◆ GESTELLTE AUFGABE A: Bearbeite die Zeilen der Elementlisten unten vom Anfang bis einschließlich der Zeile mit „menu-item-printartists[interactable]: PrintArtists 1“: Ersetze darin „bounding box“ durch „bounding rectangle“, und lass alles Übrige unverändert. Gib nur diesen Abschnitt aus.

◆ AUSGANGSDOKUMENT:
╭──

Das Grundgesetz im Bundesrat: Der Bund gewinnt Macht über die Unis
„Wer zahlt, schafft an“: Das Grundgesetz steht vor einer Novelle. Was auf die Hochschulen zukommen könnte
Die deutschen Hochschulen stehen vor einer neuen Etappe. In Kürze wird der Bund deutlich an Einfluss über sie gewinnen. Denn am kommenden Freitag wird die geplante Änderung des Grundgesetzes aller Wahrscheinlichkeit nach den Bundesrat passieren. Fortan kann der Bund die Hochschulen dann nicht mehr nur temporär fördern – etwa über Programme wie die Exzellenzinitiative oder den Hochschulpakt – sondern auch dauerhaft. Vorausgesetzt, alle Länder stimmen zu und die Pläne haben eine überregionale Bedeutung. Letzteres erlaubt verschiedene Interpretationen. „Überregional“ kann sich auf die Ausstrahlung einer Einrichtung beziehen oder auf die Bedeutung eines Themas, etwa die Förderung von Professuren für Frauen in großem Umfang.

╰──

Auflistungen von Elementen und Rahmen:
╭──

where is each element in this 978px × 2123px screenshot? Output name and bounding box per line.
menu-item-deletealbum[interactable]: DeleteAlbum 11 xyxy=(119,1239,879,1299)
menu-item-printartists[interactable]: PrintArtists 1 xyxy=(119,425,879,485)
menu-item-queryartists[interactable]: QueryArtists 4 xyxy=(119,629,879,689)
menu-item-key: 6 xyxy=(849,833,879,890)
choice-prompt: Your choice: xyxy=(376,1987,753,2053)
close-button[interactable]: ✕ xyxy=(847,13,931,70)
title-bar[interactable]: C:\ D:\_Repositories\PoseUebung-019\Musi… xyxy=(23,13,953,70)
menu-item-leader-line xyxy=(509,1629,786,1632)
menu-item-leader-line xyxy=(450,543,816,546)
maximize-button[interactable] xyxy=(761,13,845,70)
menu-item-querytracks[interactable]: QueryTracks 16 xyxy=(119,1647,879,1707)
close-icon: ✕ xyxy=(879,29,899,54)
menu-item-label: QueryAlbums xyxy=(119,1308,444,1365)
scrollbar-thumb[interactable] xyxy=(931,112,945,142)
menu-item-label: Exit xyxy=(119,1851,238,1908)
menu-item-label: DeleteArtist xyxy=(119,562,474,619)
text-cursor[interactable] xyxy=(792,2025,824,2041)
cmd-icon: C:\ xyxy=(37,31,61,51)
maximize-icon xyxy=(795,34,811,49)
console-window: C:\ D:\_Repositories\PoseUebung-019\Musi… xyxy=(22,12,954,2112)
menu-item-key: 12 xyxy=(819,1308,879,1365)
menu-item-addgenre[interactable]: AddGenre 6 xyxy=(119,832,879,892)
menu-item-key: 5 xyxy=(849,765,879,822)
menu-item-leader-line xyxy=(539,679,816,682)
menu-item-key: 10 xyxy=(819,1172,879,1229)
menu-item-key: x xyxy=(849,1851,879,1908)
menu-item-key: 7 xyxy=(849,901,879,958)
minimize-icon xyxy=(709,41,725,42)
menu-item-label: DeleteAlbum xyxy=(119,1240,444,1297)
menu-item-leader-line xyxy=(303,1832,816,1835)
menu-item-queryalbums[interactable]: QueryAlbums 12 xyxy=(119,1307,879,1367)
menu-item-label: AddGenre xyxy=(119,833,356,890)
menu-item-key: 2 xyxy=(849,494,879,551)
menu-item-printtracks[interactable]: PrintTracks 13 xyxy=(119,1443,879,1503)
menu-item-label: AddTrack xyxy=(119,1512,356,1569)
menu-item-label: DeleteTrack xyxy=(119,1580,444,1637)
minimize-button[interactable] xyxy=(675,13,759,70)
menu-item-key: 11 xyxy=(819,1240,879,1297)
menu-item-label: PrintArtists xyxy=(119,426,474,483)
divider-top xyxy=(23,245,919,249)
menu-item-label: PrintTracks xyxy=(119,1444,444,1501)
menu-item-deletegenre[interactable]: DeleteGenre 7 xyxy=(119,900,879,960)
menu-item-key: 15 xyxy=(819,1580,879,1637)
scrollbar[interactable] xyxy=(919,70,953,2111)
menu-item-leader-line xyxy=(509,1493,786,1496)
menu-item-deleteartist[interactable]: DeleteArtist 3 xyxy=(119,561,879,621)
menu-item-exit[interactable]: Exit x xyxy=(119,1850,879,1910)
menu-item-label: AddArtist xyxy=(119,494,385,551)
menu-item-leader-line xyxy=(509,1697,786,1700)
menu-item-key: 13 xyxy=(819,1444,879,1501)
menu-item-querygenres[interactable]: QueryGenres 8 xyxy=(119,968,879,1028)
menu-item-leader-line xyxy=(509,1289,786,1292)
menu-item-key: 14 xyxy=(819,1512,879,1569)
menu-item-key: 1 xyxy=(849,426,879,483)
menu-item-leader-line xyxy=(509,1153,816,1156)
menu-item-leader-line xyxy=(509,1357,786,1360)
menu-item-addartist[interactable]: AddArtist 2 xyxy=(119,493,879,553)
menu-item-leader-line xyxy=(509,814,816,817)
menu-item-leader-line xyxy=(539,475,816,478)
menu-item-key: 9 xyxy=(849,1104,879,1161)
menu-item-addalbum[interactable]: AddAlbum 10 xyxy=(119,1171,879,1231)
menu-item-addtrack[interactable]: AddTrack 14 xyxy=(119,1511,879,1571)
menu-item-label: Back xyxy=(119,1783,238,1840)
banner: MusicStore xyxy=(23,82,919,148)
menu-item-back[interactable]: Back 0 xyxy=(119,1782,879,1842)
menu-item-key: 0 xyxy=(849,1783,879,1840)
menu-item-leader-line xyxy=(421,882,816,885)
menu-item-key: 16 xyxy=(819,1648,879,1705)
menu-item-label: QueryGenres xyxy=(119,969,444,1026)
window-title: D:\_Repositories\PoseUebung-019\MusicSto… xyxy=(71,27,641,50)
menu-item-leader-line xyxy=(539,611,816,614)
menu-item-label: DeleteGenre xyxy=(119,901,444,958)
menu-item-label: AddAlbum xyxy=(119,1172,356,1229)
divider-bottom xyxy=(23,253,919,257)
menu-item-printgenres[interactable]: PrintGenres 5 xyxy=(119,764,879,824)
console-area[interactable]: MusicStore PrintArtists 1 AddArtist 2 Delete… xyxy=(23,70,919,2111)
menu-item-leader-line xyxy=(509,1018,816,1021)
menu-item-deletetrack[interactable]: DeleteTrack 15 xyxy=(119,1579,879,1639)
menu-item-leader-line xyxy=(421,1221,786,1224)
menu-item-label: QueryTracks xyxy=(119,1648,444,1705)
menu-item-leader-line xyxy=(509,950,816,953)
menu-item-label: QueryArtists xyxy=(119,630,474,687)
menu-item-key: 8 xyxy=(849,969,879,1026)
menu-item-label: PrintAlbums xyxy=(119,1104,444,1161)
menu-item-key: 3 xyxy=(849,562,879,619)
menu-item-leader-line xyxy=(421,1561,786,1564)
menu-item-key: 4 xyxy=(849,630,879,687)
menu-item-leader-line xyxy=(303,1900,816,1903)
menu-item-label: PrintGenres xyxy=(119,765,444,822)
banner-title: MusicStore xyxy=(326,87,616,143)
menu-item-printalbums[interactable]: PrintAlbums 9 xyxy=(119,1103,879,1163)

╰──

◆ GESTELLTE AUFGABE B: Kannst du den Text über die Grundgesetzänderung oben Wort für Wort wiedergeben?

◆ ERGEBNIS DER ÜBUNG A:
where is each element in this 978px × 2123px screenshot? Output name and bounding rectangle per line.
menu-item-deletealbum[interactable]: DeleteAlbum 11 xyxy=(119,1239,879,1299)
menu-item-printartists[interactable]: PrintArtists 1 xyxy=(119,425,879,485)

◆ ERGEBNIS DER ÜBUNG B:
Das Grundgesetz im Bundesrat: Der Bund gewinnt Macht über die Unis
„Wer zahlt, schafft an“: Das Grundgesetz steht vor einer Novelle. Was auf die Hochschulen zukommen könnte
Die deutschen Hochschulen stehen vor einer neuen Etappe. In Kürze wird der Bund deutlich an Einfluss über sie gewinnen. Denn am kommenden Freitag wird die geplante Änderung des Grundgesetzes aller Wahrscheinlichkeit nach den Bundesrat passieren. Fortan kann der Bund die Hochschulen dann nicht mehr nur temporär fördern – etwa über Programme wie die Exzellenzinitiative oder den Hochschulpakt – sondern auch dauerhaft. Vorausgesetzt, alle Länder stimmen zu und die Pläne haben eine überregionale Bedeutung. Letzteres erlaubt verschiedene Interpretationen. „Überregional“ kann sich auf die Ausstrahlung einer Einrichtung beziehen oder auf die Bedeutung eines Themas, etwa die Förderung von Professuren für Frauen in großem Umfang.